TO DO: In the entries that follow, count each line containing "title" and state the total, nothing more.

MATERIAL PROVIDED:

===============

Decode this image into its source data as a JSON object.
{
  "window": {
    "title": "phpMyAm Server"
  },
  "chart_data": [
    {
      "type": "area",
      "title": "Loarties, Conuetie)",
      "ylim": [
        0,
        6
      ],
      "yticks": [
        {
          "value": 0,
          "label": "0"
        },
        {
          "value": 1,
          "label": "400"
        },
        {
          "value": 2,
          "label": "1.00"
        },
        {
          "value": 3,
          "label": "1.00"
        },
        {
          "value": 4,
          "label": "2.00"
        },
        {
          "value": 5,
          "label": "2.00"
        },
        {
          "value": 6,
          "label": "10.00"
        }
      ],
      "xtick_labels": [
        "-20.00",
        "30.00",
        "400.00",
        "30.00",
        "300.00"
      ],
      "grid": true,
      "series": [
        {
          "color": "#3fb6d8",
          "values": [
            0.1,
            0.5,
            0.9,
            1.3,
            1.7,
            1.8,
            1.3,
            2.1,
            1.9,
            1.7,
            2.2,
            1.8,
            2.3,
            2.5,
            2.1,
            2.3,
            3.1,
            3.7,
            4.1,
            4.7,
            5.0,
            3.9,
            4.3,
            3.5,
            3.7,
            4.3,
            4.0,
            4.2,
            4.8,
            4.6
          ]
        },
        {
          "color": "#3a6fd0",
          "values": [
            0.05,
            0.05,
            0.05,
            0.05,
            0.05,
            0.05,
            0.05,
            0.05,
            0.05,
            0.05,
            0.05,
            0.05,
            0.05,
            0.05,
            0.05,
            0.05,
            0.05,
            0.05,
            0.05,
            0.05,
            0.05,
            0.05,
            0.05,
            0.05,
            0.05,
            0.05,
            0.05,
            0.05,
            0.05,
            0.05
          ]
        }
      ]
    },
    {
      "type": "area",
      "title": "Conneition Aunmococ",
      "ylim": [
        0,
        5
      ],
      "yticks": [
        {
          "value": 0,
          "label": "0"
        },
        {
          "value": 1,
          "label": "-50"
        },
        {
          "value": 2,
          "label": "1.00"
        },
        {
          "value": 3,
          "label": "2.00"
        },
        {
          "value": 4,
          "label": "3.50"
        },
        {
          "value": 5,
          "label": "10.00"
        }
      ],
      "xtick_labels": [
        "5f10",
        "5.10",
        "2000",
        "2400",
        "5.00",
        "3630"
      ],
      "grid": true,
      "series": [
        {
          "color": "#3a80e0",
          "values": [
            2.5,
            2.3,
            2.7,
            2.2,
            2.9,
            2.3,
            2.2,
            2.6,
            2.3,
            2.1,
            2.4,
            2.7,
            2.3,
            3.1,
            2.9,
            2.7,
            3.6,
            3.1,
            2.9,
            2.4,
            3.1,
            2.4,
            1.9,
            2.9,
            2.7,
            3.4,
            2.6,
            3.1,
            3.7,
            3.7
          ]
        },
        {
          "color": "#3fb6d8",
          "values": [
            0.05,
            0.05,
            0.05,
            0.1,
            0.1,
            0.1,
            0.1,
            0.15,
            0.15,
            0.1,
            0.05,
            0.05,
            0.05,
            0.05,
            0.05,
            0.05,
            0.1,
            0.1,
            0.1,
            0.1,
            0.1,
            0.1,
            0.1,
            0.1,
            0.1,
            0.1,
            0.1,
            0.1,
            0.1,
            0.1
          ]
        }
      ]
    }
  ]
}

===============

THE SOLUTION: 3